**Records for this task:**
>>>
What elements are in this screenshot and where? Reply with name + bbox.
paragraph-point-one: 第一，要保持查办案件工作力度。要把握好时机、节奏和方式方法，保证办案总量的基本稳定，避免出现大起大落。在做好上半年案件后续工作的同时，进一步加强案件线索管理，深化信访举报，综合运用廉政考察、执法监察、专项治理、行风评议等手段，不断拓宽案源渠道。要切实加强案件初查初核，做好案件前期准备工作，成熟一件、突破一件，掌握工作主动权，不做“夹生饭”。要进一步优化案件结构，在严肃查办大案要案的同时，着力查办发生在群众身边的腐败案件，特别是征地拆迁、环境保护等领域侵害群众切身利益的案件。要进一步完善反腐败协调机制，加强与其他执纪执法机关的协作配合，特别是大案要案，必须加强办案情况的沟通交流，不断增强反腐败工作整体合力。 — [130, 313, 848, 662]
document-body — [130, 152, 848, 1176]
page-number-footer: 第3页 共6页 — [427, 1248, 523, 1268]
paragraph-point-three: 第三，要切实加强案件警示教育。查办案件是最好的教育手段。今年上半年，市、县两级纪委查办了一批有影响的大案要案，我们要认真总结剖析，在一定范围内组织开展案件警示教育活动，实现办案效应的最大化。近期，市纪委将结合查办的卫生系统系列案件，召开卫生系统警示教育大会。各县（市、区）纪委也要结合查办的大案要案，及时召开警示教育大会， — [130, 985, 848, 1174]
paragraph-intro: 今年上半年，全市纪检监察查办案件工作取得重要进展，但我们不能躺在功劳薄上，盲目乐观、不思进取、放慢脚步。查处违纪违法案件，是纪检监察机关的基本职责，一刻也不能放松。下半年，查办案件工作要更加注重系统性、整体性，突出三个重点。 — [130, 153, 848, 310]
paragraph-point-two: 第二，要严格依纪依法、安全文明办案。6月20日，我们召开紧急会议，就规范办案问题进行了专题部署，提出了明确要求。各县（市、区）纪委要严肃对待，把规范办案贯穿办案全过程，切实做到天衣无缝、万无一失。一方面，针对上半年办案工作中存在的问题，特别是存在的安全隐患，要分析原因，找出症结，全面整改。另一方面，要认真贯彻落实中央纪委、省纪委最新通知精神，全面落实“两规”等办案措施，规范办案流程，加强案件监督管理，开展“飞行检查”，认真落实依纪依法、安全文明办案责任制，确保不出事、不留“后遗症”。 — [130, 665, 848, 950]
<<<
>>>
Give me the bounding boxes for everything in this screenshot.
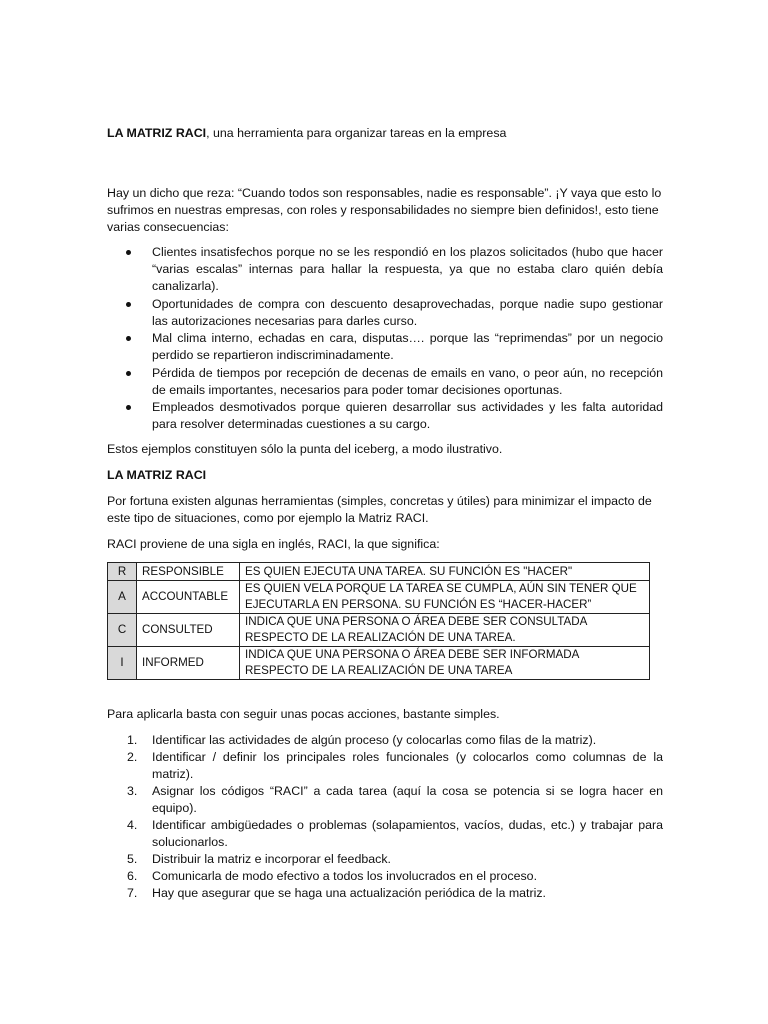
<<<
**Directions:** Recast the records from the line containing "What elements are" through the line containing "665, 848, 950]" as a two-column CSV with the header input,output, one row per record. Put each record's text and its answer in separate quoted fields, with line breaks replaced by spaces.

**Task solution:**
input,output
"What elements are in this screenshot and where? Reply with name + bbox.","paragraph-point-one: 第一，要保持查办案件工作力度。要把握好时机、节奏和方式方法，保证办案总量的基本稳定，避免出现大起大落。在做好上半年案件后续工作的同时，进一步加强案件线索管理，深化信访举报，综合运用廉政考察、执法监察、专项治理、行风评议等手段，不断拓宽案源渠道。要切实加强案件初查初核，做好案件前期准备工作，成熟一件、突破一件，掌握工作主动权，不做“夹生饭”。要进一步优化案件结构，在严肃查办大案要案的同时，着力查办发生在群众身边的腐败案件，特别是征地拆迁、环境保护等领域侵害群众切身利益的案件。要进一步完善反腐败协调机制，加强与其他执纪执法机关的协作配合，特别是大案要案，必须加强办案情况的沟通交流，不断增强反腐败工作整体合力。 — [130, 313, 848, 662] document-body — [130, 152, 848, 1176] page-number-footer: 第3页 共6页 — [427, 1248, 523, 1268] paragraph-point-three: 第三，要切实加强案件警示教育。查办案件是最好的教育手段。今年上半年，市、县两级纪委查办了一批有影响的大案要案，我们要认真总结剖析，在一定范围内组织开展案件警示教育活动，实现办案效应的最大化。近期，市纪委将结合查办的卫生系统系列案件，召开卫生系统警示教育大会。各县（市、区）纪委也要结合查办的大案要案，及时召开警示教育大会， — [130, 985, 848, 1174] paragraph-intro: 今年上半年，全市纪检监察查办案件工作取得重要进展，但我们不能躺在功劳薄上，盲目乐观、不思进取、放慢脚步。查处违纪违法案件，是纪检监察机关的基本职责，一刻也不能放松。下半年，查办案件工作要更加注重系统性、整体性，突出三个重点。 — [130, 153, 848, 310] paragraph-point-two: 第二，要严格依纪依法、安全文明办案。6月20日，我们召开紧急会议，就规范办案问题进行了专题部署，提出了明确要求。各县（市、区）纪委要严肃对待，把规范办案贯穿办案全过程，切实做到天衣无缝、万无一失。一方面，针对上半年办案工作中存在的问题，特别是存在的安全隐患，要分析原因，找出症结，全面整改。另一方面，要认真贯彻落实中央纪委、省纪委最新通知精神，全面落实“两规”等办案措施，规范办案流程，加强案件监督管理，开展“飞行检查”，认真落实依纪依法、安全文明办案责任制，确保不出事、不留“后遗症”。 — [130, 665, 848, 950]"